§ **EXERCISE DETAILS**
Go through the listing and copy every line word for word.

--- DATA FOR THIS EXERCISE ---

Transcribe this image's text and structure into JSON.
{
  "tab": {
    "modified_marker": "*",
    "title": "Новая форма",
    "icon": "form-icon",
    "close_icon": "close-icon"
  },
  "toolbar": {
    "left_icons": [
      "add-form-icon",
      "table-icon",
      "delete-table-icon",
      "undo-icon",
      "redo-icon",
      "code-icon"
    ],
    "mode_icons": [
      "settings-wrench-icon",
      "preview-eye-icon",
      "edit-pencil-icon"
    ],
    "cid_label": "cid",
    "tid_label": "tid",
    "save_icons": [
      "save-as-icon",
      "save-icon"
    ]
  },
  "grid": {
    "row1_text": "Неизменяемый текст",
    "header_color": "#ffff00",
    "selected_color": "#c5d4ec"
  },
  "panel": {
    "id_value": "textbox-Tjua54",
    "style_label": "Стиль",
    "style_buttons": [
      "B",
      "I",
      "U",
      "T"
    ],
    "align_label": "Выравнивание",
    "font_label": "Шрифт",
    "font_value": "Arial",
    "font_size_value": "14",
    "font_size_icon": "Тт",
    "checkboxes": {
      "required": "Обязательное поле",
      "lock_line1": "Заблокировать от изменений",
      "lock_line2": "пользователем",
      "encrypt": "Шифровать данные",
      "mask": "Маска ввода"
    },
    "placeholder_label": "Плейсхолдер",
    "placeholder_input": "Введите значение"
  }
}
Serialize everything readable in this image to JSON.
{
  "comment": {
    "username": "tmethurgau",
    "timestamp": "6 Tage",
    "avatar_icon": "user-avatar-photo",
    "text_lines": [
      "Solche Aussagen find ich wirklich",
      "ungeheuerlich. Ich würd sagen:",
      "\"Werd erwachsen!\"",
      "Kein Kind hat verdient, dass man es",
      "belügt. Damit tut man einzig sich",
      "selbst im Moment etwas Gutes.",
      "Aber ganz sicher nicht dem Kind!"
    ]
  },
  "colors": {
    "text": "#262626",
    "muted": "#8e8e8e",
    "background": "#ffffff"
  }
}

---

§ **SOLUTION**
Transcribe this image's text and structure into JSON.
{
  "tab": {
    "modified_marker": "*",
    "title": "Новая форма",
    "icon": "form-icon",
    "close_icon": "close-icon"
  },
  "toolbar": {
    "left_icons": [
      "add-form-icon",
      "table-icon",
      "delete-table-icon",
      "undo-icon",
      "redo-icon",
      "code-icon"
    ],
    "mode_icons": [
      "settings-wrench-icon",
      "preview-eye-icon",
      "edit-pencil-icon"
    ],
    "cid_label": "cid",
    "tid_label": "tid",
    "save_icons": [
      "save-as-icon",
      "save-icon"
    ]
  },
  "grid": {
    "row1_text": "Неизменяемый текст",
    "header_color": "#ffff00",
    "selected_color": "#c5d4ec"
  },
  "panel": {
    "id_value": "textbox-Tjua54",
    "style_label": "Стиль",
    "style_buttons": [
      "B",
      "I",
      "U",
      "T"
    ],
    "align_label": "Выравнивание",
    "font_label": "Шрифт",
    "font_value": "Arial",
    "font_size_value": "14",
    "font_size_icon": "Тт",
    "checkboxes": {
      "required": "Обязательное поле",
      "lock_line1": "Заблокировать от изменений",
      "lock_line2": "пользователем",
      "encrypt": "Шифровать данные",
      "mask": "Маска ввода"
    },
    "placeholder_label": "Плейсхолдер",
    "placeholder_input": "Введите значение"
  }
}
Serialize everything readable in this image to JSON.
{
  "comment": {
    "username": "tmethurgau",
    "timestamp": "6 Tage",
    "avatar_icon": "user-avatar-photo",
    "text_lines": [
      "Solche Aussagen find ich wirklich",
      "ungeheuerlich. Ich würd sagen:",
      "\"Werd erwachsen!\"",
      "Kein Kind hat verdient, dass man es",
      "belügt. Damit tut man einzig sich",
      "selbst im Moment etwas Gutes.",
      "Aber ganz sicher nicht dem Kind!"
    ]
  },
  "colors": {
    "text": "#262626",
    "muted": "#8e8e8e",
    "background": "#ffffff"
  }
}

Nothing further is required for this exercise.